#### EXERCISE OBJECTIVE
Locate each line with the string "date" in the listing below and copy it.

::::::

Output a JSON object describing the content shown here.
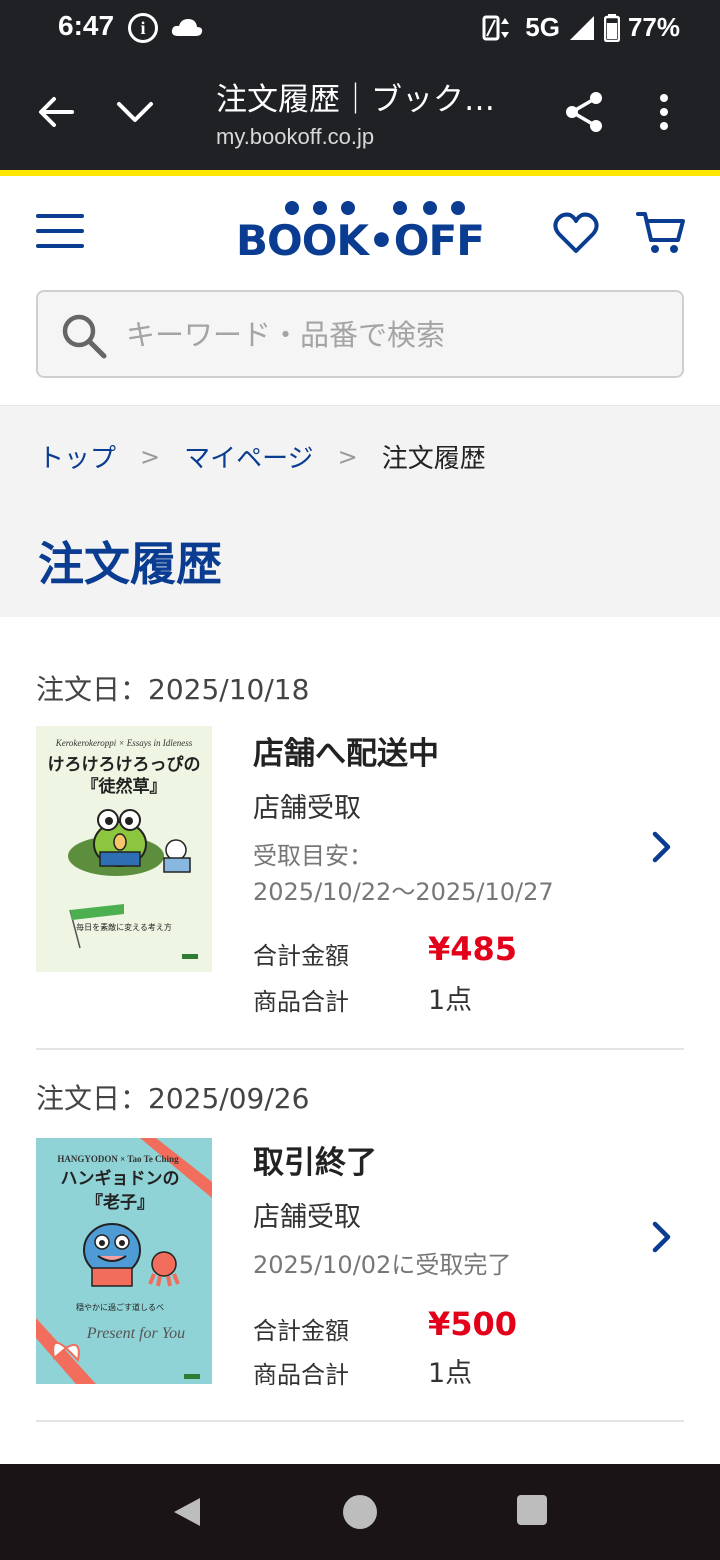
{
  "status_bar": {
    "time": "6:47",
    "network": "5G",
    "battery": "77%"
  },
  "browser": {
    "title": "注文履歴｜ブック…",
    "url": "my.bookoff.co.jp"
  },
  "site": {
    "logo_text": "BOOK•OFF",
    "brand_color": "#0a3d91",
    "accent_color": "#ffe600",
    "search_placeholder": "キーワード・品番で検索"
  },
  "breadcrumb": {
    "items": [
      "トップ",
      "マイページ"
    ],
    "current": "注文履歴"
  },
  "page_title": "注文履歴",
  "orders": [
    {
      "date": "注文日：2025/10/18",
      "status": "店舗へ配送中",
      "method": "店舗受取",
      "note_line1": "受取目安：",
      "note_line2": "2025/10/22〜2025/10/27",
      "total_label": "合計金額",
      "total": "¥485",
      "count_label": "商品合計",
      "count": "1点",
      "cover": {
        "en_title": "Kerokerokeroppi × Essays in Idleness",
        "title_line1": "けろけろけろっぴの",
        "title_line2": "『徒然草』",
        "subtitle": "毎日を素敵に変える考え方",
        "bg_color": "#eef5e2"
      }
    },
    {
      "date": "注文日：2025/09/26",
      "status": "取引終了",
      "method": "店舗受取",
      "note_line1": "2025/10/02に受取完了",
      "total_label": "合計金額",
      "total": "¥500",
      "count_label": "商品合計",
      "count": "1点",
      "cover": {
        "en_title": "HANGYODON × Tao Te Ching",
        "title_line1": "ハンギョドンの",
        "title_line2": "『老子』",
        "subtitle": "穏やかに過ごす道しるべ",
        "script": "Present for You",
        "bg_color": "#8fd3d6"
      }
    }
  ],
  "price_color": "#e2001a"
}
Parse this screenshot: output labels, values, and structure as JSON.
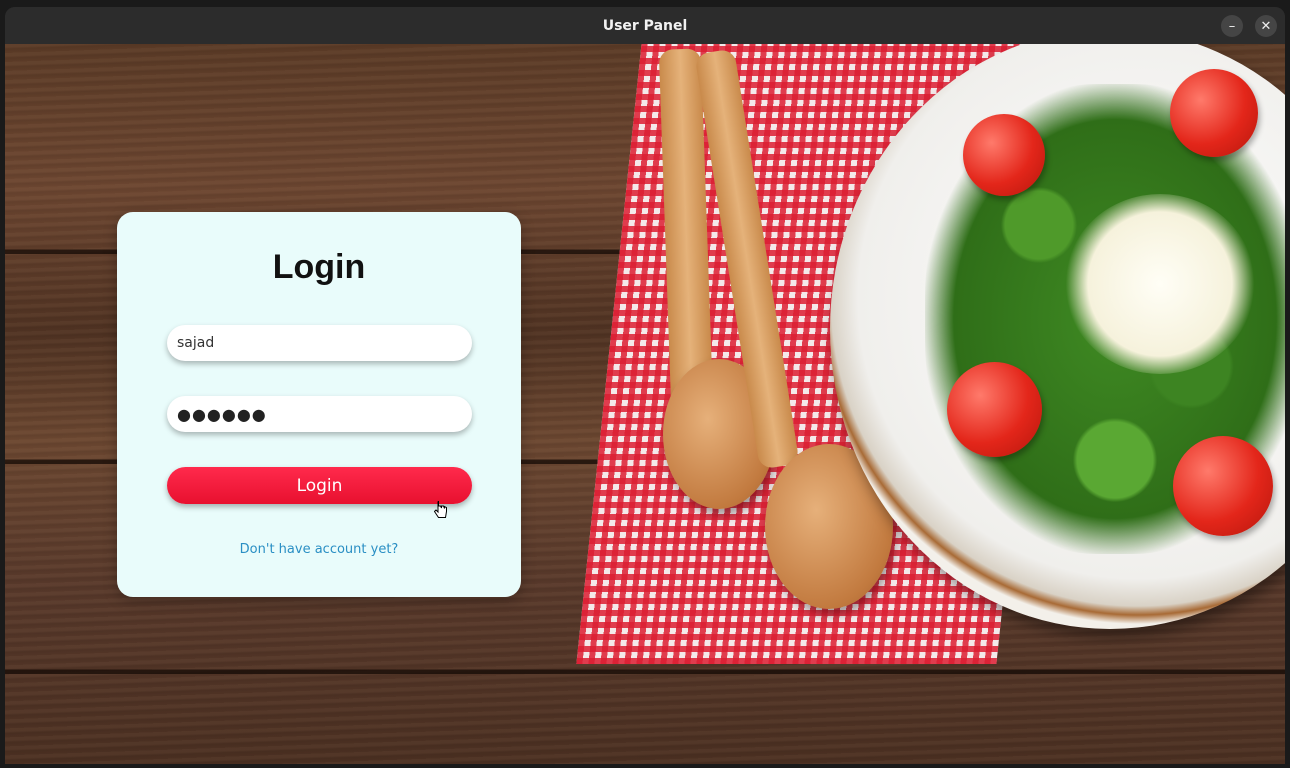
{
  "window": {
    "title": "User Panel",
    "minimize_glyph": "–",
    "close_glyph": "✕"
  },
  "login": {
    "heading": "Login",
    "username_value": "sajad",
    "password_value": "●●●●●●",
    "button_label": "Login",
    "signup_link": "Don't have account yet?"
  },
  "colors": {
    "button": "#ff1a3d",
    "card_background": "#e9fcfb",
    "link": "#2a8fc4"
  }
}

::::::

#### FINISHED EXERCISE
      "date": "注文日：2025/10/18",
      "date": "注文日：2025/09/26",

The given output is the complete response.